━━━ QUOTED PASSAGE ━━━

Archuleta starts us off with Paula’s choice — Billy Joel’s “And So It Goes.” He begins the song a cappella, and he’s doing a fairly nice job with it in the beginning, but he completely breaks the emotion toward the end. You don’t song the “…and so will you, I soon suppose” line like it’s your biggest, bestest glory note ever, because it’s a very, very sad line. Do you know sadness, David Archuleta? Or has your father rendered you numb to all emotion? Randy and Paula love it; Simon calls it good, but predictable.

Shill for iTunes. The judges are all drunk. Unlike David Archuleta, who got a whole day named for him, Syesha is in the back of a car somewhere in Tampa when she gets a text message telling her that she will be singing Alicia Keys’ “If I Ain’t Got You,” as selected by Randy. I am telling you guys, I am just bowled over by the unpredictability of these choices tonight! Yawn. It’s a serviceable job; Syesha can’t resist flashing those Katharine McPhee-esque Love me! grins at the camera. It’s a much-improved version over her attempt to do this performance on “The One,” but it’s completely uninspired. Randy disagrees with me, thinking it was “amazing.” Paula applauds Syesha for tackling Alicia and says that she looks “stunning,” but refrains from commenting on the actual performance. Simon says Syesha sang it well, but he slams Randy’s song choice as unoriginal. Heh.

David Cook is on some local television show or something when he gets his text — Simon’s pick for him is “The First Time Ever I Saw Your Face.” It is a Gaines-ian arrangement, as I predicted a few posts back, but this is Idol, so he gets stirring violins to make it kind of Neil Diamond-ish. The camera keeps cutting to an attractive, middle-aged woman in the audience, who I’m going to assume is David’s mother, unless it’s the head of his fan club or something. David gives a lovely, understated performance, but Randy manages to make the critique have nothing to do with David and everything to do with some little feud he has to do with Simon, saying that he wished David would have rocked it out more. Simon said it was one of David’s best performances, and I have to agree — it was very reminiscent of when Taylor Hicks sang “You Are So Beautiful. Simple, elegant. Ryan says that their stage manager had tears rolling down her eyes, and then they cut to that woman again, so maybe she’s the stage manager? But then Ryan says that David’s mom was crying, too, and David wishes her a happy Mother’s Day, and they cut back to the same woman, so there you have it, and clearly Idol has hired another technical genius to replace Bruce Gowers.

━━━ RECORDS SUPPLIED ━━━

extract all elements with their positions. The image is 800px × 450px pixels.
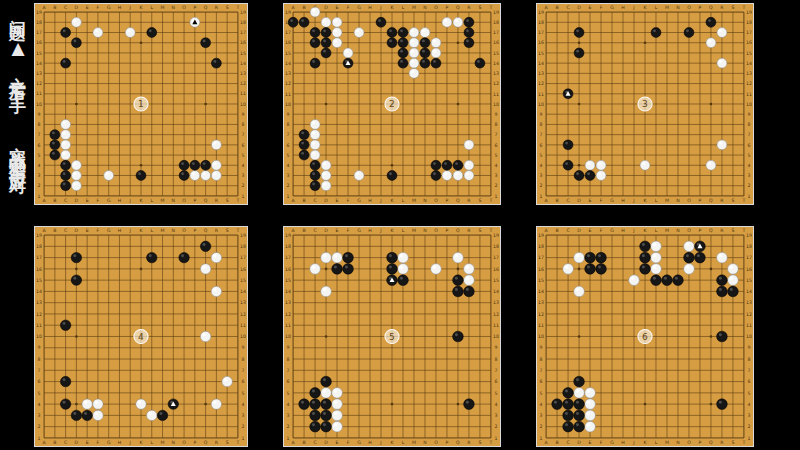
- svg-text:J: J: [632, 228, 634, 233]
- svg-text:7: 7: [540, 132, 543, 137]
- svg-text:5: 5: [287, 391, 290, 396]
- svg-text:15: 15: [240, 278, 246, 283]
- svg-text:E: E: [336, 5, 339, 10]
- svg-text:15: 15: [285, 278, 291, 283]
- svg-text:E: E: [589, 440, 592, 445]
- svg-text:H: H: [368, 5, 372, 10]
- svg-text:11: 11: [746, 323, 752, 328]
- svg-text:9: 9: [287, 112, 290, 117]
- svg-text:8: 8: [494, 122, 497, 127]
- svg-text:2: 2: [747, 424, 750, 429]
- svg-text:G: G: [107, 440, 111, 445]
- svg-text:8: 8: [747, 122, 750, 127]
- problem-caption-vertical: 问题：▲之后下一手 实战定型与应对: [3, 6, 33, 446]
- svg-text:G: G: [357, 440, 361, 445]
- problem-caption-line1: 问题：▲之后下一手: [8, 6, 28, 88]
- svg-text:M: M: [412, 228, 416, 233]
- svg-text:B: B: [555, 198, 558, 203]
- svg-text:F: F: [347, 228, 350, 233]
- svg-text:17: 17: [240, 30, 246, 35]
- svg-text:G: G: [610, 440, 614, 445]
- svg-text:9: 9: [38, 345, 41, 350]
- svg-text:17: 17: [285, 255, 291, 260]
- svg-text:11: 11: [746, 92, 752, 97]
- svg-text:6: 6: [747, 379, 750, 384]
- svg-text:J: J: [129, 5, 131, 10]
- go-board-6: AA1919BB1818CC1717DD1616EE1515FF1414GG13…: [536, 226, 754, 447]
- svg-text:8: 8: [494, 357, 497, 362]
- svg-text:P: P: [193, 228, 196, 233]
- svg-text:15: 15: [746, 278, 752, 283]
- svg-text:D: D: [324, 440, 328, 445]
- svg-text:O: O: [182, 440, 186, 445]
- svg-text:10: 10: [538, 102, 544, 107]
- svg-text:18: 18: [746, 20, 752, 25]
- svg-text:O: O: [687, 5, 691, 10]
- svg-text:S: S: [226, 440, 229, 445]
- svg-text:3: 3: [494, 413, 497, 418]
- svg-text:1: 1: [747, 436, 750, 441]
- svg-text:1: 1: [241, 436, 244, 441]
- svg-text:H: H: [118, 5, 122, 10]
- svg-text:18: 18: [493, 244, 499, 249]
- svg-text:2: 2: [241, 183, 244, 188]
- svg-text:4: 4: [540, 402, 543, 407]
- svg-text:17: 17: [493, 255, 499, 260]
- svg-text:4: 4: [38, 402, 41, 407]
- go-board-2: AA1919BB1818CC1717DD1616EE1515FF1414GG13…: [283, 3, 501, 205]
- svg-text:C: C: [64, 440, 67, 445]
- svg-text:5: 5: [747, 391, 750, 396]
- svg-text:H: H: [118, 228, 122, 233]
- svg-text:13: 13: [36, 71, 42, 76]
- svg-text:F: F: [97, 440, 100, 445]
- svg-text:16: 16: [240, 40, 246, 45]
- svg-text:L: L: [655, 440, 658, 445]
- svg-text:12: 12: [240, 312, 246, 317]
- svg-text:2: 2: [494, 424, 497, 429]
- svg-text:S: S: [226, 5, 229, 10]
- svg-text:7: 7: [38, 132, 41, 137]
- svg-text:5: 5: [287, 153, 290, 158]
- svg-text:3: 3: [540, 413, 543, 418]
- svg-text:19: 19: [240, 233, 246, 238]
- svg-text:O: O: [182, 198, 186, 203]
- svg-text:O: O: [687, 198, 691, 203]
- svg-text:7: 7: [494, 368, 497, 373]
- svg-text:13: 13: [746, 300, 752, 305]
- svg-text:10: 10: [285, 102, 291, 107]
- svg-text:5: 5: [241, 153, 244, 158]
- svg-text:17: 17: [240, 255, 246, 260]
- svg-text:6: 6: [241, 379, 244, 384]
- svg-text:6: 6: [241, 143, 244, 148]
- svg-text:H: H: [621, 5, 625, 10]
- svg-text:S: S: [731, 228, 734, 233]
- svg-text:L: L: [655, 5, 658, 10]
- svg-text:2: 2: [38, 424, 41, 429]
- svg-text:11: 11: [285, 92, 291, 97]
- svg-text:13: 13: [285, 300, 291, 305]
- svg-text:8: 8: [540, 122, 543, 127]
- svg-text:11: 11: [538, 323, 544, 328]
- svg-text:16: 16: [746, 267, 752, 272]
- svg-text:1: 1: [38, 436, 41, 441]
- svg-text:19: 19: [493, 233, 499, 238]
- svg-text:16: 16: [538, 267, 544, 272]
- svg-text:12: 12: [36, 312, 42, 317]
- svg-text:G: G: [610, 228, 614, 233]
- svg-text:Q: Q: [456, 228, 460, 233]
- svg-text:N: N: [172, 198, 175, 203]
- svg-text:13: 13: [493, 300, 499, 305]
- svg-text:11: 11: [36, 323, 42, 328]
- svg-text:O: O: [687, 440, 691, 445]
- svg-text:6: 6: [642, 332, 648, 342]
- svg-text:O: O: [434, 228, 438, 233]
- svg-text:9: 9: [747, 345, 750, 350]
- svg-text:19: 19: [36, 10, 42, 15]
- svg-text:P: P: [446, 228, 449, 233]
- svg-text:15: 15: [493, 278, 499, 283]
- svg-text:7: 7: [540, 368, 543, 373]
- svg-text:T: T: [742, 198, 746, 203]
- go-board-5: AA1919BB1818CC1717DD1616EE1515FF1414GG13…: [283, 226, 501, 447]
- svg-text:F: F: [600, 5, 603, 10]
- svg-text:E: E: [589, 228, 592, 233]
- svg-text:L: L: [655, 198, 658, 203]
- svg-text:4: 4: [287, 163, 290, 168]
- svg-text:G: G: [610, 198, 614, 203]
- svg-text:C: C: [566, 198, 569, 203]
- svg-text:Q: Q: [204, 5, 208, 10]
- svg-text:16: 16: [285, 267, 291, 272]
- svg-text:19: 19: [538, 233, 544, 238]
- svg-text:Q: Q: [204, 228, 208, 233]
- svg-text:J: J: [632, 440, 634, 445]
- svg-text:N: N: [172, 5, 175, 10]
- svg-text:15: 15: [538, 51, 544, 56]
- svg-text:12: 12: [538, 312, 544, 317]
- svg-text:12: 12: [746, 81, 752, 86]
- svg-text:15: 15: [746, 51, 752, 56]
- svg-text:1: 1: [540, 194, 543, 199]
- svg-text:17: 17: [36, 30, 42, 35]
- svg-text:18: 18: [538, 20, 544, 25]
- svg-text:19: 19: [746, 233, 752, 238]
- svg-text:3: 3: [287, 173, 290, 178]
- svg-text:8: 8: [540, 357, 543, 362]
- svg-text:S: S: [478, 5, 481, 10]
- svg-text:F: F: [600, 228, 603, 233]
- svg-text:16: 16: [493, 40, 499, 45]
- svg-text:5: 5: [494, 391, 497, 396]
- svg-text:P: P: [699, 5, 702, 10]
- svg-text:15: 15: [36, 51, 42, 56]
- svg-text:Q: Q: [456, 198, 460, 203]
- svg-text:G: G: [610, 5, 614, 10]
- svg-text:M: M: [412, 198, 416, 203]
- svg-text:T: T: [489, 5, 493, 10]
- svg-text:F: F: [347, 198, 350, 203]
- svg-text:18: 18: [493, 20, 499, 25]
- svg-text:H: H: [621, 198, 625, 203]
- svg-text:M: M: [161, 5, 165, 10]
- go-board-1: AA1919BB1818CC1717DD1616EE1515FF1414GG13…: [34, 3, 248, 205]
- svg-text:4: 4: [747, 163, 750, 168]
- svg-text:2: 2: [540, 183, 543, 188]
- svg-text:8: 8: [38, 122, 41, 127]
- svg-text:O: O: [434, 5, 438, 10]
- svg-text:B: B: [302, 440, 305, 445]
- svg-text:18: 18: [240, 20, 246, 25]
- svg-text:E: E: [86, 228, 89, 233]
- svg-text:4: 4: [494, 402, 497, 407]
- svg-text:B: B: [53, 5, 56, 10]
- svg-text:13: 13: [36, 300, 42, 305]
- svg-text:S: S: [478, 198, 481, 203]
- svg-text:M: M: [412, 440, 416, 445]
- svg-text:G: G: [107, 198, 111, 203]
- svg-text:T: T: [489, 198, 493, 203]
- svg-text:3: 3: [38, 413, 41, 418]
- svg-text:4: 4: [540, 163, 543, 168]
- svg-text:M: M: [665, 228, 669, 233]
- svg-text:5: 5: [494, 153, 497, 158]
- svg-text:11: 11: [240, 92, 246, 97]
- svg-text:M: M: [665, 440, 669, 445]
- svg-text:E: E: [86, 198, 89, 203]
- svg-text:M: M: [161, 440, 165, 445]
- svg-text:1: 1: [540, 436, 543, 441]
- svg-text:5: 5: [540, 153, 543, 158]
- svg-text:L: L: [150, 440, 153, 445]
- svg-text:N: N: [172, 228, 175, 233]
- svg-text:5: 5: [241, 391, 244, 396]
- svg-text:1: 1: [38, 194, 41, 199]
- svg-text:8: 8: [287, 122, 290, 127]
- svg-text:B: B: [555, 5, 558, 10]
- svg-text:C: C: [64, 5, 67, 10]
- svg-text:7: 7: [287, 368, 290, 373]
- svg-text:N: N: [172, 440, 175, 445]
- svg-text:D: D: [577, 440, 581, 445]
- svg-text:19: 19: [36, 233, 42, 238]
- svg-text:9: 9: [540, 345, 543, 350]
- svg-text:S: S: [478, 440, 481, 445]
- svg-text:17: 17: [285, 30, 291, 35]
- svg-text:3: 3: [747, 413, 750, 418]
- svg-text:L: L: [402, 228, 405, 233]
- svg-text:O: O: [687, 228, 691, 233]
- svg-text:P: P: [193, 198, 196, 203]
- svg-text:B: B: [555, 440, 558, 445]
- svg-text:S: S: [478, 228, 481, 233]
- svg-text:E: E: [86, 440, 89, 445]
- svg-text:P: P: [193, 5, 196, 10]
- svg-text:J: J: [129, 198, 131, 203]
- svg-text:Q: Q: [709, 228, 713, 233]
- svg-text:9: 9: [38, 112, 41, 117]
- svg-text:12: 12: [538, 81, 544, 86]
- svg-text:F: F: [600, 440, 603, 445]
- svg-text:11: 11: [493, 323, 499, 328]
- svg-text:Q: Q: [709, 440, 713, 445]
- svg-text:J: J: [632, 198, 634, 203]
- svg-text:15: 15: [285, 51, 291, 56]
- svg-text:6: 6: [287, 143, 290, 148]
- svg-text:M: M: [665, 198, 669, 203]
- svg-text:9: 9: [241, 345, 244, 350]
- svg-text:6: 6: [38, 379, 41, 384]
- svg-text:E: E: [86, 5, 89, 10]
- svg-text:13: 13: [538, 71, 544, 76]
- svg-text:Q: Q: [456, 440, 460, 445]
- svg-text:4: 4: [38, 163, 41, 168]
- svg-text:D: D: [75, 440, 79, 445]
- svg-text:7: 7: [747, 368, 750, 373]
- svg-text:3: 3: [494, 173, 497, 178]
- svg-text:16: 16: [493, 267, 499, 272]
- svg-text:6: 6: [540, 379, 543, 384]
- svg-text:16: 16: [36, 40, 42, 45]
- svg-text:6: 6: [540, 143, 543, 148]
- svg-text:6: 6: [494, 379, 497, 384]
- svg-text:13: 13: [493, 71, 499, 76]
- svg-text:3: 3: [241, 173, 244, 178]
- svg-text:O: O: [182, 5, 186, 10]
- svg-text:D: D: [75, 228, 79, 233]
- svg-text:14: 14: [746, 61, 752, 66]
- svg-text:T: T: [236, 5, 240, 10]
- svg-text:3: 3: [241, 413, 244, 418]
- svg-text:17: 17: [538, 30, 544, 35]
- svg-text:T: T: [489, 228, 493, 233]
- svg-text:F: F: [600, 198, 603, 203]
- svg-text:F: F: [97, 198, 100, 203]
- svg-text:E: E: [336, 198, 339, 203]
- svg-text:9: 9: [241, 112, 244, 117]
- svg-text:D: D: [577, 228, 581, 233]
- svg-text:J: J: [379, 440, 381, 445]
- svg-text:17: 17: [538, 255, 544, 260]
- svg-text:16: 16: [240, 267, 246, 272]
- svg-text:17: 17: [36, 255, 42, 260]
- svg-text:O: O: [434, 198, 438, 203]
- svg-text:L: L: [655, 228, 658, 233]
- svg-text:13: 13: [538, 300, 544, 305]
- svg-text:7: 7: [241, 132, 244, 137]
- svg-text:C: C: [313, 440, 316, 445]
- svg-text:13: 13: [240, 71, 246, 76]
- svg-text:G: G: [107, 228, 111, 233]
- svg-text:15: 15: [493, 51, 499, 56]
- svg-text:D: D: [324, 5, 328, 10]
- svg-text:1: 1: [747, 194, 750, 199]
- svg-text:5: 5: [38, 391, 41, 396]
- svg-text:N: N: [423, 228, 426, 233]
- svg-text:D: D: [577, 5, 581, 10]
- svg-text:E: E: [589, 5, 592, 10]
- svg-text:4: 4: [138, 332, 144, 342]
- svg-text:D: D: [324, 198, 328, 203]
- svg-text:M: M: [665, 5, 669, 10]
- svg-text:C: C: [313, 228, 316, 233]
- svg-text:B: B: [53, 198, 56, 203]
- svg-text:19: 19: [746, 10, 752, 15]
- svg-text:10: 10: [240, 334, 246, 339]
- svg-text:6: 6: [747, 143, 750, 148]
- svg-text:16: 16: [538, 40, 544, 45]
- svg-text:J: J: [129, 440, 131, 445]
- svg-text:6: 6: [494, 143, 497, 148]
- svg-text:14: 14: [538, 289, 544, 294]
- svg-text:P: P: [699, 228, 702, 233]
- svg-text:L: L: [402, 5, 405, 10]
- svg-text:13: 13: [746, 71, 752, 76]
- svg-text:D: D: [75, 198, 79, 203]
- svg-text:10: 10: [36, 102, 42, 107]
- svg-text:B: B: [53, 440, 56, 445]
- svg-text:8: 8: [747, 357, 750, 362]
- svg-text:M: M: [161, 198, 165, 203]
- svg-text:17: 17: [746, 255, 752, 260]
- svg-text:14: 14: [36, 289, 42, 294]
- svg-text:10: 10: [746, 334, 752, 339]
- svg-text:J: J: [379, 228, 381, 233]
- svg-text:B: B: [53, 228, 56, 233]
- svg-text:N: N: [423, 440, 426, 445]
- svg-text:2: 2: [540, 424, 543, 429]
- svg-text:14: 14: [746, 289, 752, 294]
- svg-text:2: 2: [389, 99, 395, 109]
- svg-text:19: 19: [493, 10, 499, 15]
- svg-text:3: 3: [287, 413, 290, 418]
- svg-text:2: 2: [241, 424, 244, 429]
- go-board-3: AA1919BB1818CC1717DD1616EE1515FF1414GG13…: [536, 3, 754, 205]
- svg-text:14: 14: [493, 289, 499, 294]
- svg-text:F: F: [347, 5, 350, 10]
- svg-text:B: B: [302, 5, 305, 10]
- svg-text:9: 9: [747, 112, 750, 117]
- svg-text:14: 14: [36, 61, 42, 66]
- svg-text:M: M: [412, 5, 416, 10]
- svg-text:H: H: [621, 228, 625, 233]
- svg-text:P: P: [446, 5, 449, 10]
- svg-text:Q: Q: [709, 5, 713, 10]
- svg-text:B: B: [302, 228, 305, 233]
- svg-text:14: 14: [240, 61, 246, 66]
- svg-text:D: D: [75, 5, 79, 10]
- svg-text:2: 2: [747, 183, 750, 188]
- svg-text:2: 2: [287, 424, 290, 429]
- svg-text:15: 15: [240, 51, 246, 56]
- svg-text:2: 2: [38, 183, 41, 188]
- svg-text:19: 19: [538, 10, 544, 15]
- svg-text:N: N: [676, 5, 679, 10]
- svg-text:P: P: [193, 440, 196, 445]
- svg-text:B: B: [555, 228, 558, 233]
- svg-text:19: 19: [285, 233, 291, 238]
- svg-text:3: 3: [642, 99, 648, 109]
- svg-text:N: N: [676, 440, 679, 445]
- svg-text:M: M: [161, 228, 165, 233]
- svg-text:16: 16: [285, 40, 291, 45]
- svg-text:2: 2: [287, 183, 290, 188]
- svg-text:9: 9: [540, 112, 543, 117]
- svg-text:11: 11: [240, 323, 246, 328]
- svg-text:8: 8: [241, 357, 244, 362]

━━━

Answer these questions from the Idol recap:
1. Which song did Paula choose for Archuleta?
2. Which judge selected the Alicia Keys song for Syesha?
3. What song was Simon's pick for David Cook?
The entries have no connection to the Idol recap.

### THE COMPLETED TASK:
1. Billy Joel's "And So It Goes."
2. Randy.
3. "The First Time Ever I Saw Your Face."